• Exercise requirements:
Count how many lines have the word "所以正整数" in them. Reply with that number by itself.

-- Begin Records shown --

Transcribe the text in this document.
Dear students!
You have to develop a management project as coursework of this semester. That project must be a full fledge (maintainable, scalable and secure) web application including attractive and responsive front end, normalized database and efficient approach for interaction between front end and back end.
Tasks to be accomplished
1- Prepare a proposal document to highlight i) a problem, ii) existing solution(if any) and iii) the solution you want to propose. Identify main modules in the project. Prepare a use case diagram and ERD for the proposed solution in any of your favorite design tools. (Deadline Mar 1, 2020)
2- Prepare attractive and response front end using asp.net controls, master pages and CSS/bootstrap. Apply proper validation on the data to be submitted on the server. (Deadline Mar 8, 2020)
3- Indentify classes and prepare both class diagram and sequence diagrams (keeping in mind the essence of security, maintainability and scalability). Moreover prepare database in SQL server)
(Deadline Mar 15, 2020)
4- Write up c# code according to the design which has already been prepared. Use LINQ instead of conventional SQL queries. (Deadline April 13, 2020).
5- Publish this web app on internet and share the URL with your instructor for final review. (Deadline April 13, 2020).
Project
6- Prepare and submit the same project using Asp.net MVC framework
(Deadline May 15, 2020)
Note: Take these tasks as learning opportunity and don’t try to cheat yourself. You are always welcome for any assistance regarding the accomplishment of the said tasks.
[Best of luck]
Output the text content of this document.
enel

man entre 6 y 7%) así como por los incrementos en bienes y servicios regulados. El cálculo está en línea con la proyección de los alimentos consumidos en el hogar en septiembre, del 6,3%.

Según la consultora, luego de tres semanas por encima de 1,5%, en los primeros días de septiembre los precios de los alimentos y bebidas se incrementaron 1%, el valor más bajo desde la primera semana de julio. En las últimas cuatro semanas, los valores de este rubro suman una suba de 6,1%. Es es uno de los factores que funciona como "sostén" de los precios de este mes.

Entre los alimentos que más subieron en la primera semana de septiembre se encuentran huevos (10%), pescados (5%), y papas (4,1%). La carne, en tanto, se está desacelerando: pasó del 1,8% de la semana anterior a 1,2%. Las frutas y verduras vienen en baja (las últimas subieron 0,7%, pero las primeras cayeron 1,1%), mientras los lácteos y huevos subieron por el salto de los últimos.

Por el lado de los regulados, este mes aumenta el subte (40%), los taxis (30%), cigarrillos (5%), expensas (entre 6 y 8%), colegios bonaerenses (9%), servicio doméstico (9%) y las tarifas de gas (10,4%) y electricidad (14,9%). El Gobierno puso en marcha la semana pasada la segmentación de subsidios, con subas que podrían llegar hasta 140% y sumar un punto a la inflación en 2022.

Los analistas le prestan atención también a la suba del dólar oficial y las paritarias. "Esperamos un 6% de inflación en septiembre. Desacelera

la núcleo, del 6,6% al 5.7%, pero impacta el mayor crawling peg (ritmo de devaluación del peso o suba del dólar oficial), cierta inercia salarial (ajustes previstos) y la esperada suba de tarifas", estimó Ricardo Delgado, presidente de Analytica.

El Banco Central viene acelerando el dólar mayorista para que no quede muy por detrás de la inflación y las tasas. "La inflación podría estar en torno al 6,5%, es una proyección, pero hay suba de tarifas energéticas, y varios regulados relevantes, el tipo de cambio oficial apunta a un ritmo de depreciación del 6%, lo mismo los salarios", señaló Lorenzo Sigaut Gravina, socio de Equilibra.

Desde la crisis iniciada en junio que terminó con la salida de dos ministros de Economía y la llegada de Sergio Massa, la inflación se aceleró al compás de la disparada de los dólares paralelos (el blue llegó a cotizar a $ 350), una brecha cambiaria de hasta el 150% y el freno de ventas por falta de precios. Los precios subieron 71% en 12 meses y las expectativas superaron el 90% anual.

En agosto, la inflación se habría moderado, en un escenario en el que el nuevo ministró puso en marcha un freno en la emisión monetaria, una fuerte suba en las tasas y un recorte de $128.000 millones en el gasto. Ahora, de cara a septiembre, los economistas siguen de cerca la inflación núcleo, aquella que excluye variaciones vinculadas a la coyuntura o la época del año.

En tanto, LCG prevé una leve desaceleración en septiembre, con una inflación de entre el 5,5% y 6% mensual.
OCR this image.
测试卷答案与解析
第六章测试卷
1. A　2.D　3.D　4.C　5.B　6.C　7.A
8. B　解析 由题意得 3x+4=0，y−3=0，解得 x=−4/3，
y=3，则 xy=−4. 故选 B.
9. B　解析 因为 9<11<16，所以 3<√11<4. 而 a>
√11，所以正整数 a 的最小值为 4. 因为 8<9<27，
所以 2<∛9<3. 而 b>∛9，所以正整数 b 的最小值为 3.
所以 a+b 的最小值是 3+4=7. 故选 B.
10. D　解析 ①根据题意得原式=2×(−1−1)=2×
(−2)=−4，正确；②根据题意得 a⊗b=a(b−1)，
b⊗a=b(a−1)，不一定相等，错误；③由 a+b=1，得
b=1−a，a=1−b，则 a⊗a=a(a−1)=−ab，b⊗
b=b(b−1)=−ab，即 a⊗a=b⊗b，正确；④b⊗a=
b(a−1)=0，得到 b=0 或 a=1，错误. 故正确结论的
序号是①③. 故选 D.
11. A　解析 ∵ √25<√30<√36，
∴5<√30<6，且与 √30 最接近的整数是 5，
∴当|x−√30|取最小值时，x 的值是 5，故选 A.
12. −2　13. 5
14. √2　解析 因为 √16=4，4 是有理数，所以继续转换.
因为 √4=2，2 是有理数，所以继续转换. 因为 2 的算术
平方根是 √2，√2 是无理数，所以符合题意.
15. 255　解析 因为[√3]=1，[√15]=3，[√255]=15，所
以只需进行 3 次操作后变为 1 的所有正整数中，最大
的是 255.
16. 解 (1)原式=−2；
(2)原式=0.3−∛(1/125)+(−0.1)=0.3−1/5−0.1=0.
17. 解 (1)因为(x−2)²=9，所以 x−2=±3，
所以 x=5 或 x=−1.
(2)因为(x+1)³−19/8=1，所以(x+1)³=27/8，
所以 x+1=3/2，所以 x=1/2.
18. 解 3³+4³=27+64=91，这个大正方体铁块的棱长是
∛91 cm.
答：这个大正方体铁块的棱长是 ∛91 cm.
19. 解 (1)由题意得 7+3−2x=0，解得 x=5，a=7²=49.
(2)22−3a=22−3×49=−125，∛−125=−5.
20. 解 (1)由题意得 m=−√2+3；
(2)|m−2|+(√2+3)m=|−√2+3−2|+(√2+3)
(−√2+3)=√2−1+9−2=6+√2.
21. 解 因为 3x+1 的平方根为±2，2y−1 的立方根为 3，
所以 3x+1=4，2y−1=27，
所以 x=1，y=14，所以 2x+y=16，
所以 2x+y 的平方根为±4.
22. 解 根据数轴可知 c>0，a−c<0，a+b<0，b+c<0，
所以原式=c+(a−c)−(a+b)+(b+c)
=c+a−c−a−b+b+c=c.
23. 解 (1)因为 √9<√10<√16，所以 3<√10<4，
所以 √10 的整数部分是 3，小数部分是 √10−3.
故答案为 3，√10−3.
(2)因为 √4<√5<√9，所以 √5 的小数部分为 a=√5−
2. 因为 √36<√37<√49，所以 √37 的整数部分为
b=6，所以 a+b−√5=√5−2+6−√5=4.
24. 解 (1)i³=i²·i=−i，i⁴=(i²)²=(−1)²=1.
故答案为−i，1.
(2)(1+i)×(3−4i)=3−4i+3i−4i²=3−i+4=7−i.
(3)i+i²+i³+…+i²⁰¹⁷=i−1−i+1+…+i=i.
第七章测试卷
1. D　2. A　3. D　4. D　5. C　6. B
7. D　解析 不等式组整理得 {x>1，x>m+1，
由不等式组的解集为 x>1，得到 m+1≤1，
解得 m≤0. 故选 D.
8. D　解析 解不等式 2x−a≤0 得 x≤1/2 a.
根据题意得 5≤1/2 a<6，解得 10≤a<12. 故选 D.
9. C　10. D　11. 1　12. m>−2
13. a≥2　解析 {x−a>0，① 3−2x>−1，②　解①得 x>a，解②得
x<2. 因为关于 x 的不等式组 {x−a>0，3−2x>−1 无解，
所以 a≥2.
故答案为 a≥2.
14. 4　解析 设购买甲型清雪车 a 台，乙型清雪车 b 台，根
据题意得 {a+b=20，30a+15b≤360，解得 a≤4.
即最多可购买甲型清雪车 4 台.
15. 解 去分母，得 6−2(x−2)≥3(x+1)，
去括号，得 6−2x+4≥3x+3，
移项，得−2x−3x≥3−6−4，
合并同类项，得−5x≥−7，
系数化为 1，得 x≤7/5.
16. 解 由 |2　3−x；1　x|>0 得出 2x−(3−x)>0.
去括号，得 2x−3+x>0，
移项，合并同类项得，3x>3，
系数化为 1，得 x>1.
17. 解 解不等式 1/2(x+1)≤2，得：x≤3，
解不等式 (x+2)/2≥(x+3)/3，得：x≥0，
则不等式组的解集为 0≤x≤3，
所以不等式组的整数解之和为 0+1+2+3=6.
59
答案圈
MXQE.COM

-- End Records shown --

• Answer to the exercise:
2